■ Description of the task: Give the number of lines that include the word "content", nothing more.

■ Data in this exercise:
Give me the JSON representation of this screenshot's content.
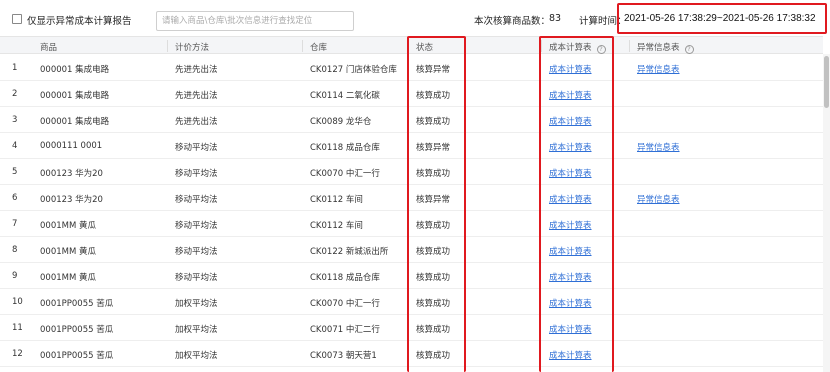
{
  "toolbar": {
    "only_exception_label": "仅显示异常成本计算报告",
    "search_placeholder": "请输入商品\\仓库\\批次信息进行查找定位",
    "count_label": "本次核算商品数：",
    "count_value": "83",
    "time_label": "计算时间：",
    "time_value": "2021-05-26 17:38:29~2021-05-26 17:38:32"
  },
  "table": {
    "headers": {
      "goods": "商品",
      "method": "计价方法",
      "warehouse": "仓库",
      "status": "状态",
      "cost": "成本计算表",
      "exception": "异常信息表"
    },
    "rows": [
      {
        "idx": "1",
        "goods": "000001 集成电路",
        "method": "先进先出法",
        "warehouse": "CK0127 门店体验仓库",
        "status": "核算异常",
        "cost": "成本计算表",
        "exception": "异常信息表"
      },
      {
        "idx": "2",
        "goods": "000001 集成电路",
        "method": "先进先出法",
        "warehouse": "CK0114 二氧化碳",
        "status": "核算成功",
        "cost": "成本计算表",
        "exception": ""
      },
      {
        "idx": "3",
        "goods": "000001 集成电路",
        "method": "先进先出法",
        "warehouse": "CK0089 龙华仓",
        "status": "核算成功",
        "cost": "成本计算表",
        "exception": ""
      },
      {
        "idx": "4",
        "goods": "0000111 0001",
        "method": "移动平均法",
        "warehouse": "CK0118 成品仓库",
        "status": "核算异常",
        "cost": "成本计算表",
        "exception": "异常信息表"
      },
      {
        "idx": "5",
        "goods": "000123 华为20",
        "method": "移动平均法",
        "warehouse": "CK0070 中汇一行",
        "status": "核算成功",
        "cost": "成本计算表",
        "exception": ""
      },
      {
        "idx": "6",
        "goods": "000123 华为20",
        "method": "移动平均法",
        "warehouse": "CK0112 车间",
        "status": "核算异常",
        "cost": "成本计算表",
        "exception": "异常信息表"
      },
      {
        "idx": "7",
        "goods": "0001MM 黄瓜",
        "method": "移动平均法",
        "warehouse": "CK0112 车间",
        "status": "核算成功",
        "cost": "成本计算表",
        "exception": ""
      },
      {
        "idx": "8",
        "goods": "0001MM 黄瓜",
        "method": "移动平均法",
        "warehouse": "CK0122 新城派出所",
        "status": "核算成功",
        "cost": "成本计算表",
        "exception": ""
      },
      {
        "idx": "9",
        "goods": "0001MM 黄瓜",
        "method": "移动平均法",
        "warehouse": "CK0118 成品仓库",
        "status": "核算成功",
        "cost": "成本计算表",
        "exception": ""
      },
      {
        "idx": "10",
        "goods": "0001PP0055 苦瓜",
        "method": "加权平均法",
        "warehouse": "CK0070 中汇一行",
        "status": "核算成功",
        "cost": "成本计算表",
        "exception": ""
      },
      {
        "idx": "11",
        "goods": "0001PP0055 苦瓜",
        "method": "加权平均法",
        "warehouse": "CK0071 中汇二行",
        "status": "核算成功",
        "cost": "成本计算表",
        "exception": ""
      },
      {
        "idx": "12",
        "goods": "0001PP0055 苦瓜",
        "method": "加权平均法",
        "warehouse": "CK0073 朝天营1",
        "status": "核算成功",
        "cost": "成本计算表",
        "exception": ""
      }
    ]
  },
  "icons": {
    "cost_help": "help-circle-icon",
    "exception_help": "help-circle-icon",
    "checkbox": "checkbox-icon"
  },
  "colors": {
    "link": "#2f6fd6",
    "highlight": "#e0191f",
    "header_bg": "#f4f5f7"
  }
}
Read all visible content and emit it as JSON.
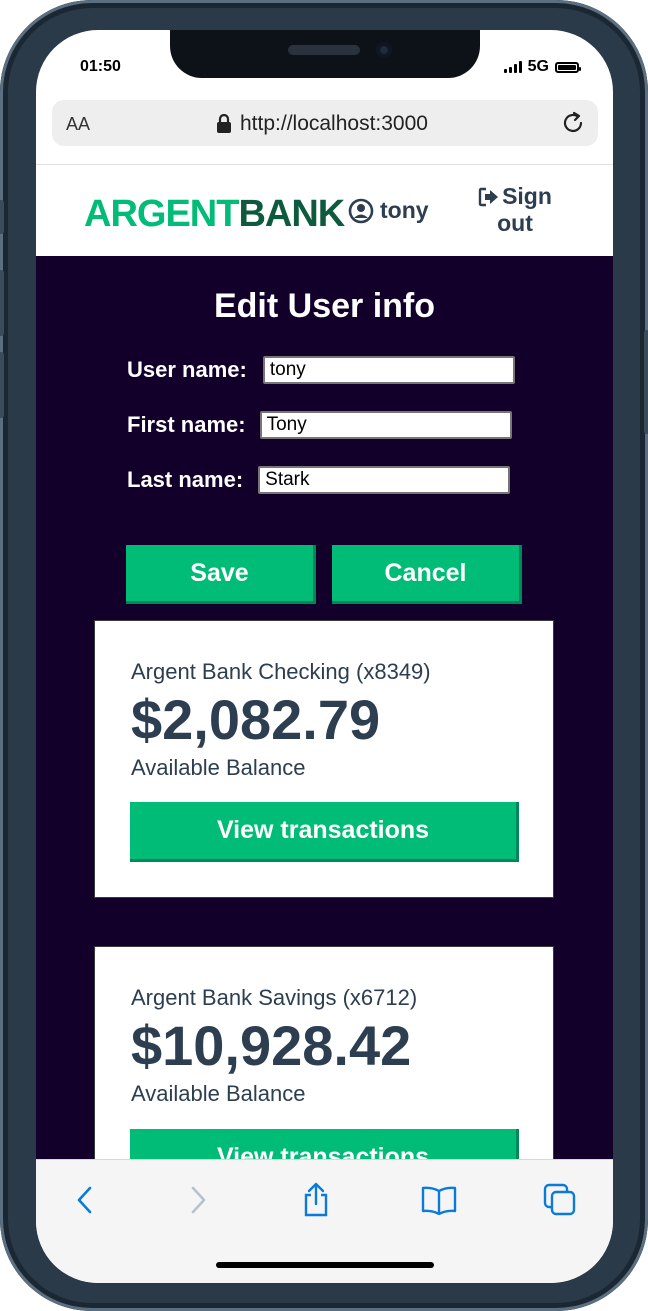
{
  "status": {
    "time": "01:50",
    "network": "5G"
  },
  "browser": {
    "text_size_label": "AA",
    "url": "http://localhost:3000"
  },
  "nav": {
    "logo_part1": "ARGENT",
    "logo_part2": "BANK",
    "username": "tony",
    "signout_line1": "Sign",
    "signout_line2": "out"
  },
  "form": {
    "title": "Edit User info",
    "username_label": "User name:",
    "username_value": "tony",
    "firstname_label": "First name:",
    "firstname_value": "Tony",
    "lastname_label": "Last name:",
    "lastname_value": "Stark",
    "save_label": "Save",
    "cancel_label": "Cancel"
  },
  "accounts": [
    {
      "title": "Argent Bank Checking (x8349)",
      "amount": "$2,082.79",
      "description": "Available Balance",
      "button": "View transactions"
    },
    {
      "title": "Argent Bank Savings (x6712)",
      "amount": "$10,928.42",
      "description": "Available Balance",
      "button": "View transactions"
    }
  ],
  "colors": {
    "accent": "#00bc77",
    "background": "#12002b",
    "text": "#2c3e50",
    "ios_blue": "#0a7bd8"
  }
}
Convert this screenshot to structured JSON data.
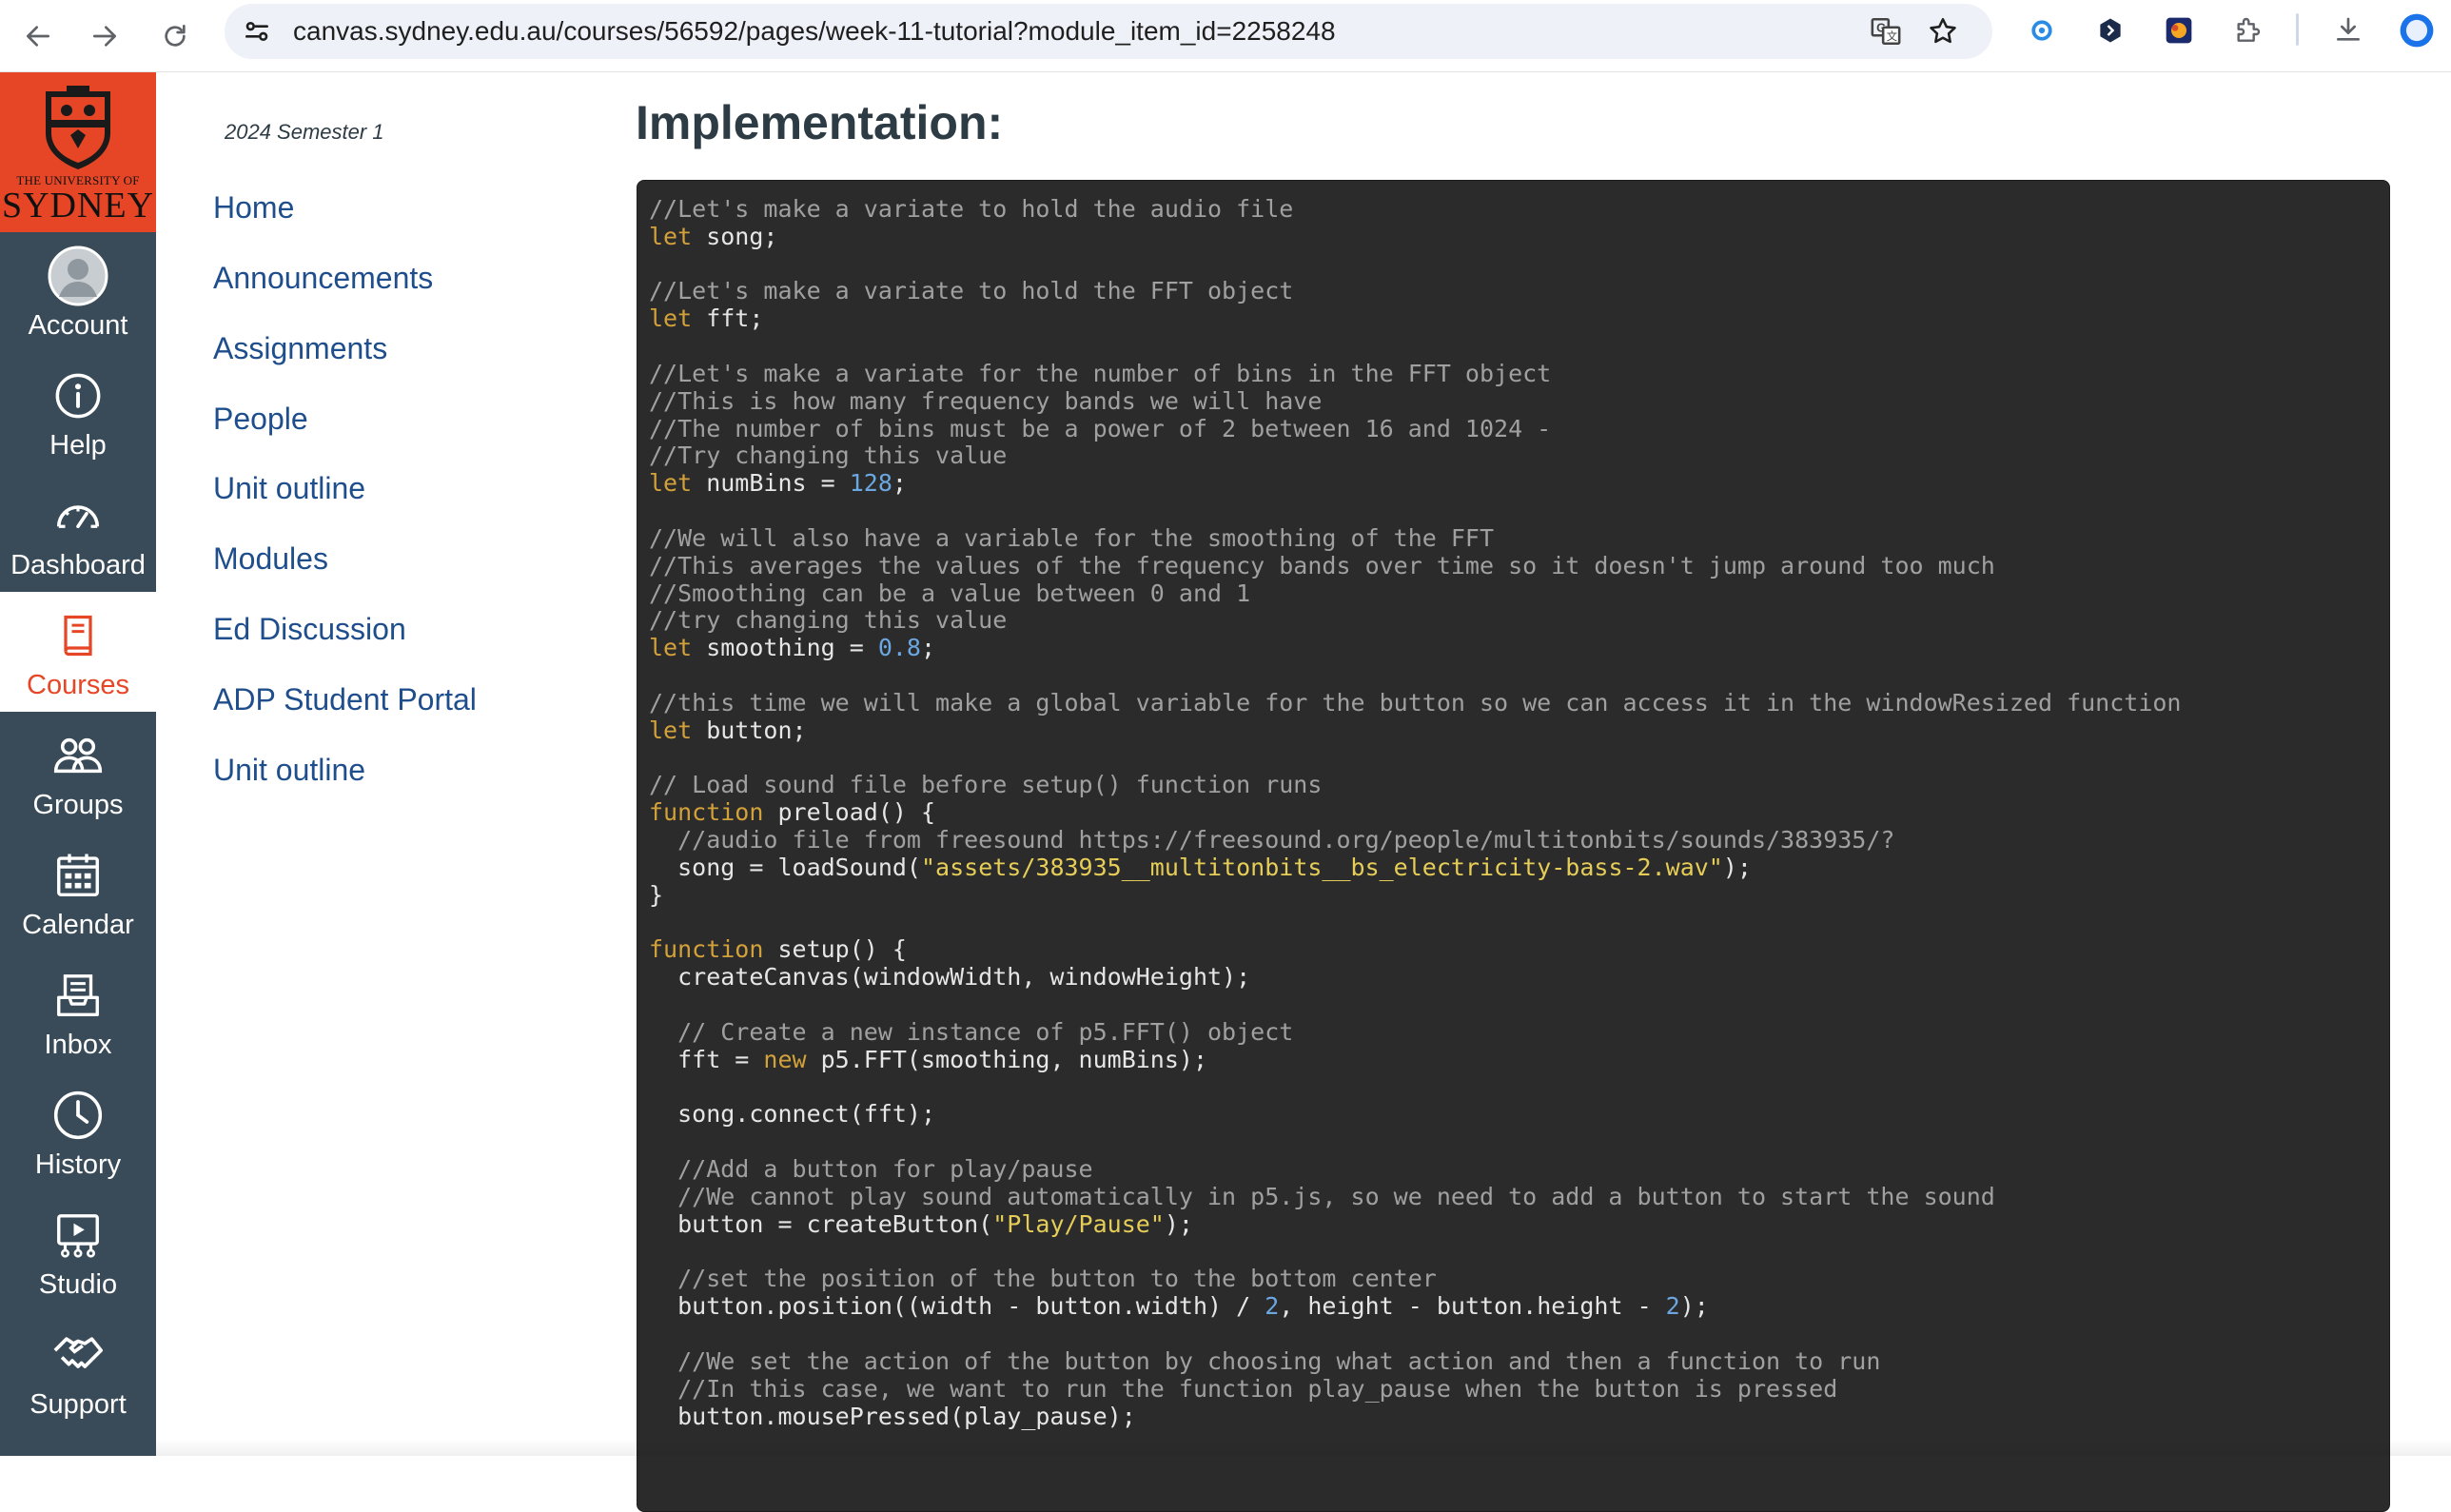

■ Result of the exercise: 2